Records excerpted from a collection
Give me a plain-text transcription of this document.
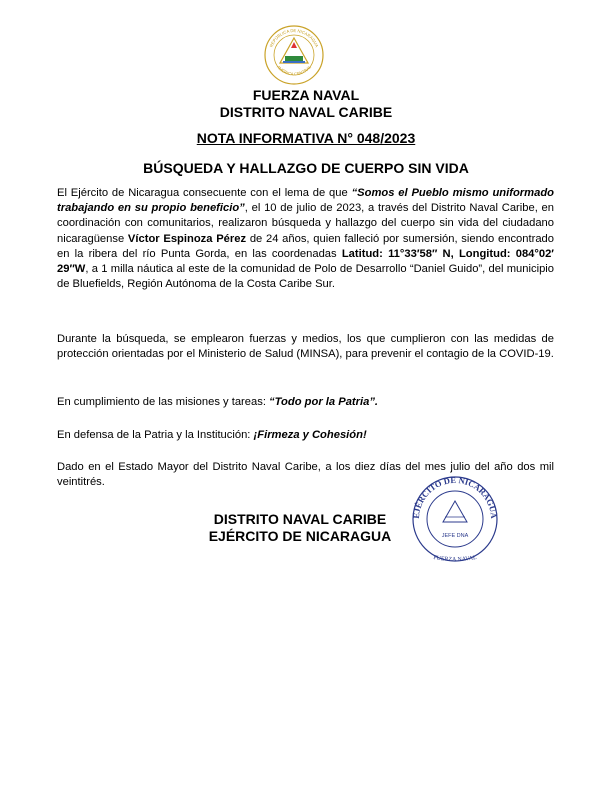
REPÚBLICA DE NICARAGUA
AMÉRICA CENTRAL
FUERZA NAVAL
DISTRITO NAVAL CARIBE
NOTA INFORMATIVA N° 048/2023
BÚSQUEDA Y HALLAZGO DE CUERPO SIN VIDA

El Ejército de Nicaragua consecuente con el lema de que “Somos el Pueblo mismo uniformado trabajando en su propio beneficio”, el 10 de julio de 2023, a través del Distrito Naval Caribe, en coordinación con comunitarios, realizaron búsqueda y hallazgo del cuerpo sin vida del ciudadano nicaragüense Víctor Espinoza Pérez de 24 años, quien falleció por sumersión, siendo encontrado en la ribera del río Punta Gorda, en las coordenadas Latitud: 11°33′58″ N, Longitud: 084°02′ 29″W, a 1 milla náutica al este de la comunidad de Polo de Desarrollo “Daniel Guido”, del municipio de Bluefields, Región Autónoma de la Costa Caribe Sur.

Durante la búsqueda, se emplearon fuerzas y medios, los que cumplieron con las medidas de protección orientadas por el Ministerio de Salud (MINSA), para prevenir el contagio de la COVID-19.

En cumplimiento de las misiones y tareas: “Todo por la Patria”.

En defensa de la Patria y la Institución: ¡Firmeza y Cohesión!

Dado en el Estado Mayor del Distrito Naval Caribe, a los diez días del mes julio del año dos mil veintitrés.

DISTRITO NAVAL CARIBE
EJÉRCITO DE NICARAGUA
EJÉRCITO DE NICARAGUA
JEFE DNA
FUERZA NAVAL
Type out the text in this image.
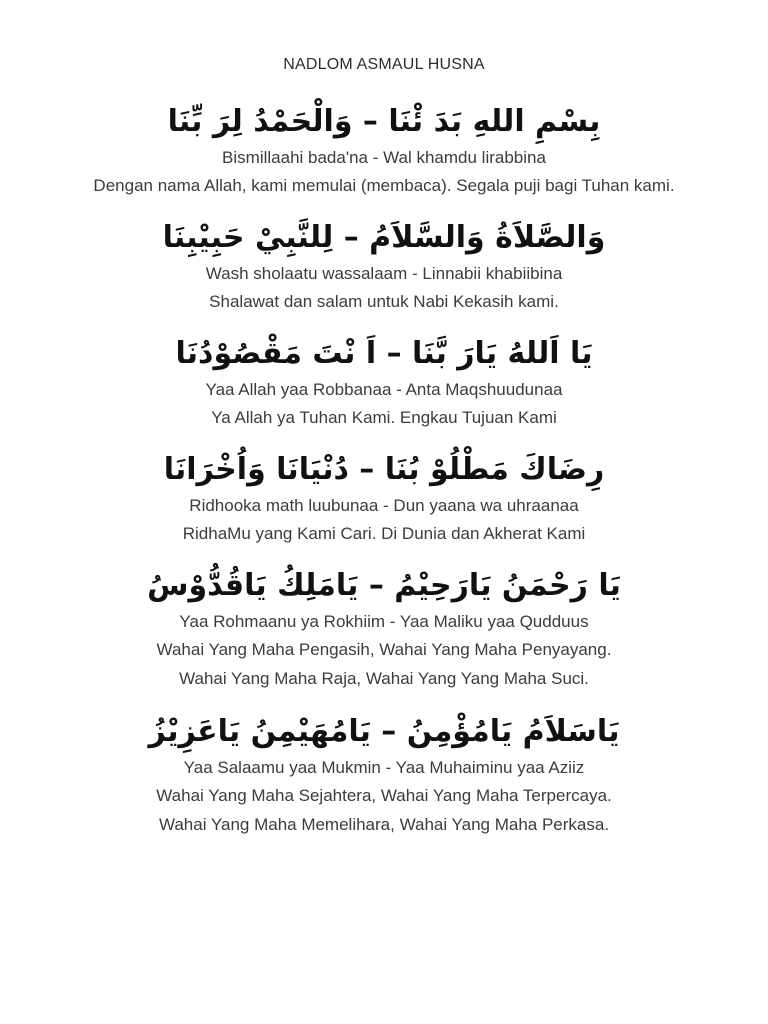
NADLOM ASMAUL HUSNA
بِسْمِ اللهِ بَدَ ئْنَا – وَالْحَمْدُ لِرَ بِّنَا
Bismillaahi bada'na - Wal khamdu lirabbina
Dengan nama Allah, kami memulai (membaca). Segala puji bagi Tuhan kami.
وَالصَّلاَةُ وَالسَّلاَمُ – لِلنَّبِيْ حَبِيْبِنَا
Wash sholaatu wassalaam - Linnabii khabiibina
Shalawat dan salam untuk Nabi Kekasih kami.
يَا اَللهُ يَارَ بَّنَا – اَ نْتَ مَقْصُوْدُنَا
Yaa Allah yaa Robbanaa - Anta Maqshuudunaa
Ya Allah ya Tuhan Kami. Engkau Tujuan Kami
رِضَاكَ مَطْلُوْ بُنَا – دُنْيَانَا وَاُخْرَانَا
Ridhooka math luubunaa - Dun yaana wa uhraanaa
RidhaMu yang Kami Cari. Di Dunia dan Akherat Kami
يَا رَحْمَنُ يَارَحِيْمُ – يَامَلِكُ يَاقُدُّوْسُ
Yaa Rohmaanu ya Rokhiim - Yaa Maliku yaa Qudduus
Wahai Yang Maha Pengasih, Wahai Yang Maha Penyayang.
Wahai Yang Maha Raja, Wahai Yang Yang Maha Suci.
يَاسَلاَمُ يَامُؤْمِنُ – يَامُهَيْمِنُ يَاعَزِيْزُ
Yaa Salaamu yaa Mukmin - Yaa Muhaiminu yaa Aziiz
Wahai Yang Maha Sejahtera, Wahai Yang Maha Terpercaya.
Wahai Yang Maha Memelihara, Wahai Yang Maha Perkasa.
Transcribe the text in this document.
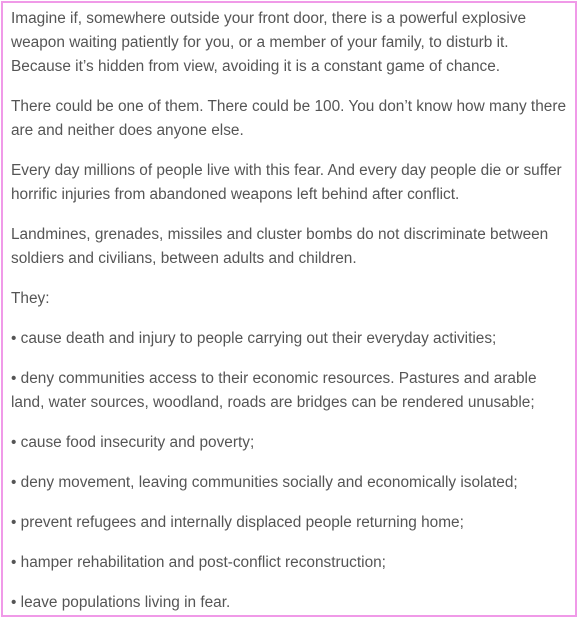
Imagine if, somewhere outside your front door, there is a powerful explosive weapon waiting patiently for you, or a member of your family, to disturb it. Because it’s hidden from view, avoiding it is a constant game of chance.

There could be one of them. There could be 100. You don’t know how many there are and neither does anyone else.

Every day millions of people live with this fear. And every day people die or suffer horrific injuries from abandoned weapons left behind after conflict.

Landmines, grenades, missiles and cluster bombs do not discriminate between soldiers and civilians, between adults and children.

They:

• cause death and injury to people carrying out their everyday activities;

• deny communities access to their economic resources. Pastures and arable land, water sources, woodland, roads are bridges can be rendered unusable;

• cause food insecurity and poverty;

• deny movement, leaving communities socially and economically isolated;

• prevent refugees and internally displaced people returning home;

• hamper rehabilitation and post-conflict reconstruction;

• leave populations living in fear.
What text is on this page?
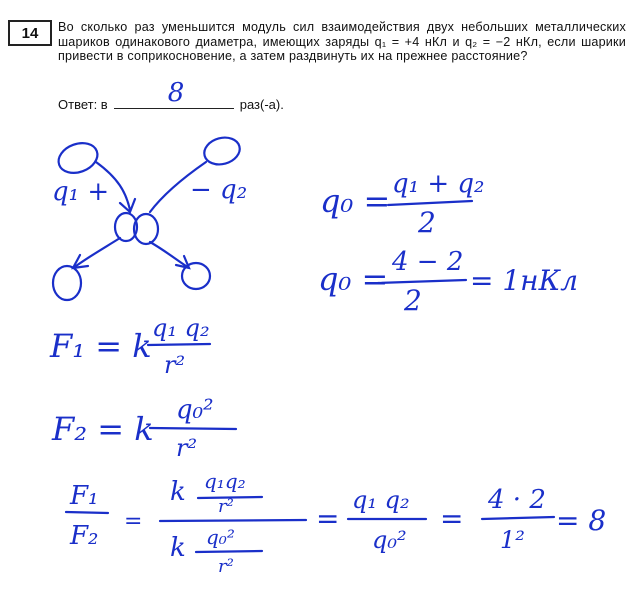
14	Во сколько раз уменьшится модуль сил взаимодействия двух небольших металлических шариков одинакового диаметра, имеющих заряды q₁ = +4 нКл и q₂ = −2 нКл, если шарики привести в соприкосновение, а затем раздвинуть их на прежнее расстояние?
Ответ: в 8	раз(-а).
q₁ +	− q₂ q₀ = q₁ + q₂
2
q₀ = 4 − 2
2
= 1нКл
F₁ = k q₁ q₂
r²
F₂ = k q₀²
r²
F₁
F₂ =
k q₁q₂
r²
k q₀²
r²
=
q₁ q₂
q₀²
=
4 · 2
1²
= 8
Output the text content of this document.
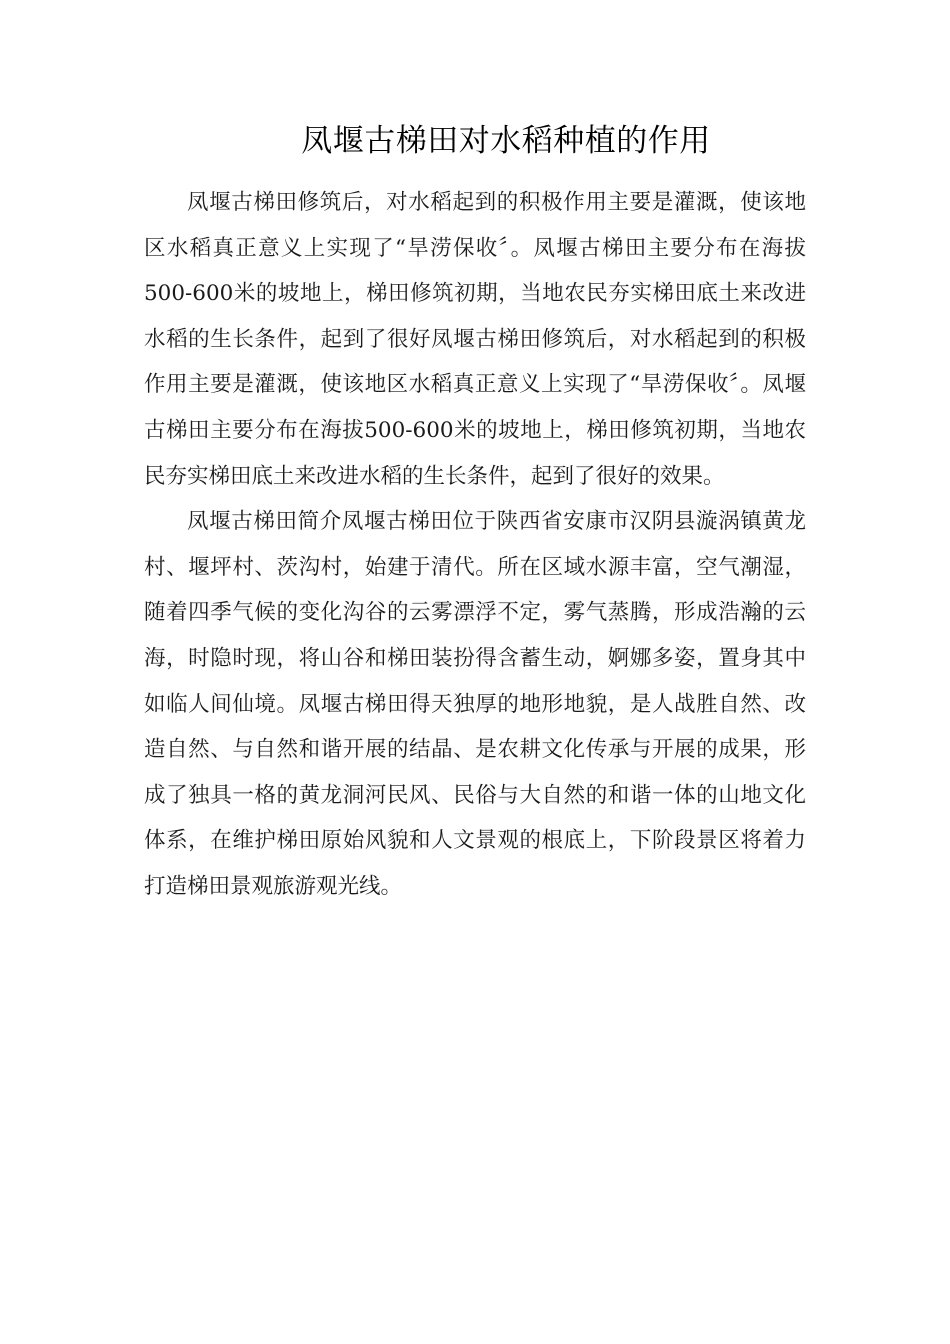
凤堰古梯田对水稻种植的作用

凤堰古梯田修筑后，对水稻起到的积极作用主要是灌溉，使该地区水稻真正意义上实现了“旱涝保收〞。凤堰古梯田主要分布在海拔500-600米的坡地上，梯田修筑初期，当地农民夯实梯田底土来改进水稻的生长条件，起到了很好凤堰古梯田修筑后，对水稻起到的积极作用主要是灌溉，使该地区水稻真正意义上实现了“旱涝保收〞。凤堰古梯田主要分布在海拔500-600米的坡地上，梯田修筑初期，当地农民夯实梯田底土来改进水稻的生长条件，起到了很好的效果。

凤堰古梯田简介凤堰古梯田位于陕西省安康市汉阴县漩涡镇黄龙村、堰坪村、茨沟村，始建于清代。所在区域水源丰富，空气潮湿，随着四季气候的变化沟谷的云雾漂浮不定，雾气蒸腾，形成浩瀚的云海，时隐时现，将山谷和梯田装扮得含蓄生动，婀娜多姿，置身其中如临人间仙境。凤堰古梯田得天独厚的地形地貌，是人战胜自然、改造自然、与自然和谐开展的结晶、是农耕文化传承与开展的成果，形成了独具一格的黄龙洞河民风、民俗与大自然的和谐一体的山地文化体系，在维护梯田原始风貌和人文景观的根底上，下阶段景区将着力打造梯田景观旅游观光线。
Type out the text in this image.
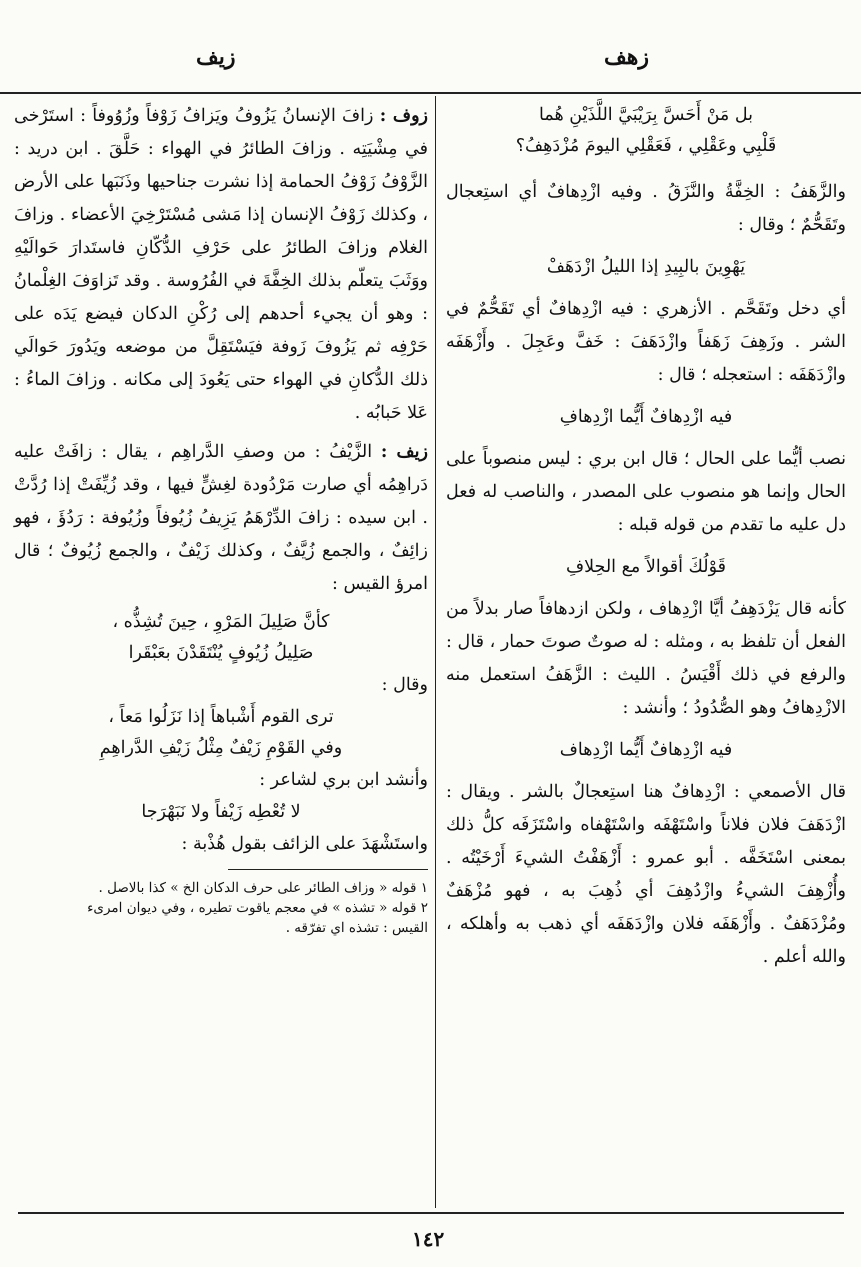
زهف
زيف

بل مَنْ أَحَسَّ بِرَيْبَيَّ اللَّذَيْنِ هُما

قَلْبِي وعَقْلِي ، فَعَقْلِي اليومَ مُزْدَهِفُ؟

والزَّهَفُ : الخِفَّةُ والنَّزَقُ . وفيه ازْدِهافٌ أي استِعجال وتَقَحُّمٌ ؛ وقال :

يَهْوِينَ بالبِيدِ إذا الليلُ ازْدَهَفْ

أي دخل وتَقَحَّم . الأزهري : فيه ازْدِهافٌ أي تَقَحُّمٌ في الشر . وزَهِفَ زَهَفاً وازْدَهَفَ : خَفَّ وعَجِلَ . وأَزْهَفَه وازْدَهَفَه : استعجله ؛ قال :

فيه ازْدِهافٌ أَيُّما ازْدِهافِ

نصب أيُّما على الحال ؛ قال ابن بري : ليس منصوباً على الحال وإنما هو منصوب على المصدر ، والناصب له فعل دل عليه ما تقدم من قوله قبله :

قَوْلُكَ أقوالاً مع الحِلافِ

كأنه قال يَزْدَهِفُ أيَّا ازْدِهاف ، ولكن ازدهافاً صار بدلاً من الفعل أن تلفظ به ، ومثله : له صوتٌ صوتَ حمار ، قال : والرفع في ذلك أَقْيَسُ . الليث : الزَّهَفُ استعمل منه الازْدِهافُ وهو الصُّدُودُ ؛ وأنشد :

فيه ازْدِهافٌ أَيُّما ازْدِهاف

قال الأصمعي : ازْدِهافٌ هنا استِعجالٌ بالشر . ويقال : ازْدَهَفَ فلان فلاناً واسْتَهْفَه واسْتَهْفاه واسْتَزَفَه كلُّ ذلك بمعنى اسْتَخَفَّه . أبو عمرو : أَزْهَفْتُ الشيءَ أَرْخَيْتُه . وأُزْهِفَ الشيءُ وازْدُهِفَ أي ذُهِبَ به ، فهو مُزْهَفٌ ومُزْدَهَفٌ . وأَزْهَفَه فلان وازْدَهَفَه أي ذهب به وأهلكه ، والله أعلم .

زوف : زافَ الإنسانُ يَزُوفُ ويَزافُ زَوْفاً وزُوُوفاً : استَرْخى في مِشْيَتِه . وزافَ الطائرُ في الهواء : حَلَّقَ . ابن دريد : الزَّوْفُ زَوْفُ الحمامة إذا نشرت جناحيها وذَنَبَها على الأرض ، وكذلك زَوْفُ الإنسان إذا مَشى مُسْتَرْخِيَ الأعضاء . وزافَ الغلام وزافَ الطائرُ على حَرْفِ الدُّكّانِ فاستَدارَ حَوالَيْهِ ووَثَبَ يتعلّم بذلك الخِفَّةَ في الفُرُوسة . وقد تَزاوَفَ الغِلْمانُ : وهو أن يجيء أحدهم إلى رُكْنِ الدكان فيضع يَدَه على حَرْفِه ثم يَزُوفَ زَوفة فيَسْتَقِلَّ من موضعه ويَدُورَ حَوالَي ذلك الدُّكانِ في الهواء حتى يَعُودَ إلى مكانه . وزافَ الماءُ : عَلا حَبابُه .

زيف : الزَّيْفُ : من وصفِ الدَّراهِم ، يقال : زافَتْ عليه دَراهِمُه أي صارت مَرْدُودة لغِشٍّ فيها ، وقد زُيِّفَتْ إذا رُدَّتْ . ابن سيده : زافَ الدِّرْهَمُ يَزِيفُ زُيُوفاً وزُيُوفة : رَدُؤَ ، فهو زائِفٌ ، والجمع زُيَّفٌ ، وكذلك زَيْفٌ ، والجمع زُيُوفٌ ؛ قال امرؤ القيس :

كأنَّ صَلِيلَ المَرْوِ ، حِينَ تُشِذُّه ،

صَلِيلُ زُيُوفٍ يُنْتَقَدْنَ بعَبْقَرا

وقال :

ترى القوم أَشْباهاً إذا نَزَلُوا مَعاً ،

وفي القَوْمِ زَيْفٌ مِثْلُ زَيْفِ الدَّراهِمِ

وأنشد ابن بري لشاعر :

لا تُعْطِه زَيْفاً ولا نَبَهْرَجا

واستَشْهَدَ على الزائف بقول هُذْبة :

١ قوله « وزاف الطائر على حرف الدكان الخ » كذا بالاصل .

٢ قوله « تشذه » في معجم ياقوت تطيره ، وفي ديوان امرىء

القيس : تشذه اي تفرّقه .

١٤٢
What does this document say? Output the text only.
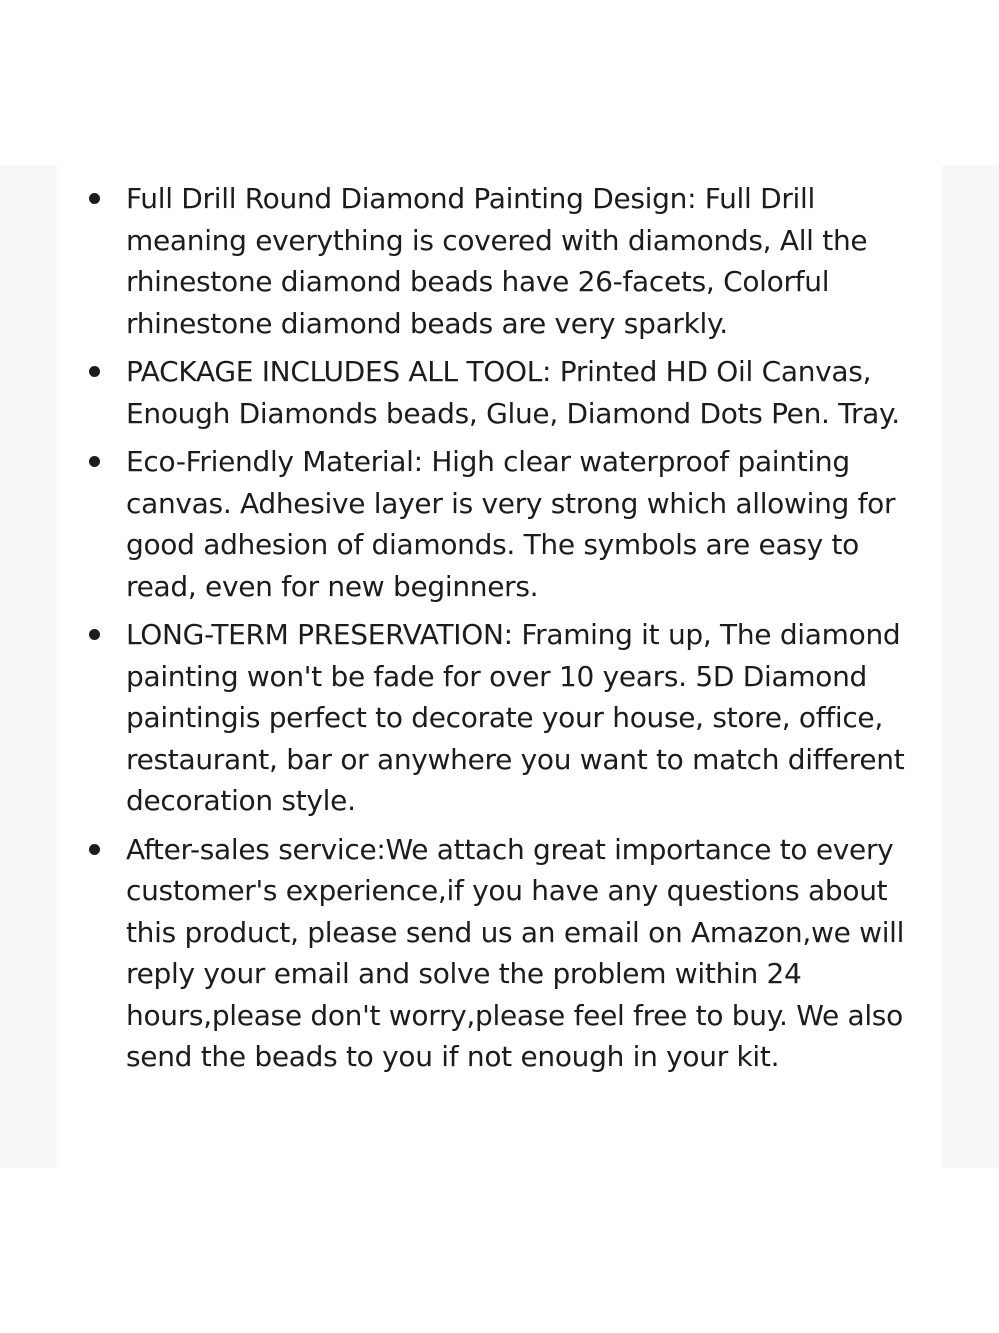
Full Drill Round Diamond Painting Design: Full Drill meaning everything is covered with diamonds, All the rhinestone diamond beads have 26-facets, Colorful rhinestone diamond beads are very sparkly.
PACKAGE INCLUDES ALL TOOL: Printed HD Oil Canvas, Enough Diamonds beads, Glue, Diamond Dots Pen. Tray.
Eco-Friendly Material: High clear waterproof painting canvas. Adhesive layer is very strong which allowing for good adhesion of diamonds. The symbols are easy to read, even for new beginners.
LONG-TERM PRESERVATION: Framing it up, The diamond painting won't be fade for over 10 years. 5D Diamond paintingis perfect to decorate your house, store, office, restaurant, bar or anywhere you want to match different decoration style.
After-sales service:We attach great importance to every customer's experience,if you have any questions about this product, please send us an email on Amazon,we will reply your email and solve the problem within 24 hours,please don't worry,please feel free to buy. We also send the beads to you if not enough in your kit.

Task objective ->
From the line containing "What does this" through the last line of the material above, write out each line exactly, leaving aside all pictures.

Result of the task ->
What does this document say? Output the text only.
Full Drill Round Diamond Painting Design: Full Drill meaning everything is covered with diamonds, All the rhinestone diamond beads have 26-facets, Colorful rhinestone diamond beads are very sparkly.
PACKAGE INCLUDES ALL TOOL: Printed HD Oil Canvas, Enough Diamonds beads, Glue, Diamond Dots Pen. Tray.
Eco-Friendly Material: High clear waterproof painting canvas. Adhesive layer is very strong which allowing for good adhesion of diamonds. The symbols are easy to read, even for new beginners.
LONG-TERM PRESERVATION: Framing it up, The diamond painting won't be fade for over 10 years. 5D Diamond paintingis perfect to decorate your house, store, office, restaurant, bar or anywhere you want to match different decoration style.
After-sales service:We attach great importance to every customer's experience,if you have any questions about this product, please send us an email on Amazon,we will reply your email and solve the problem within 24 hours,please don't worry,please feel free to buy. We also send the beads to you if not enough in your kit.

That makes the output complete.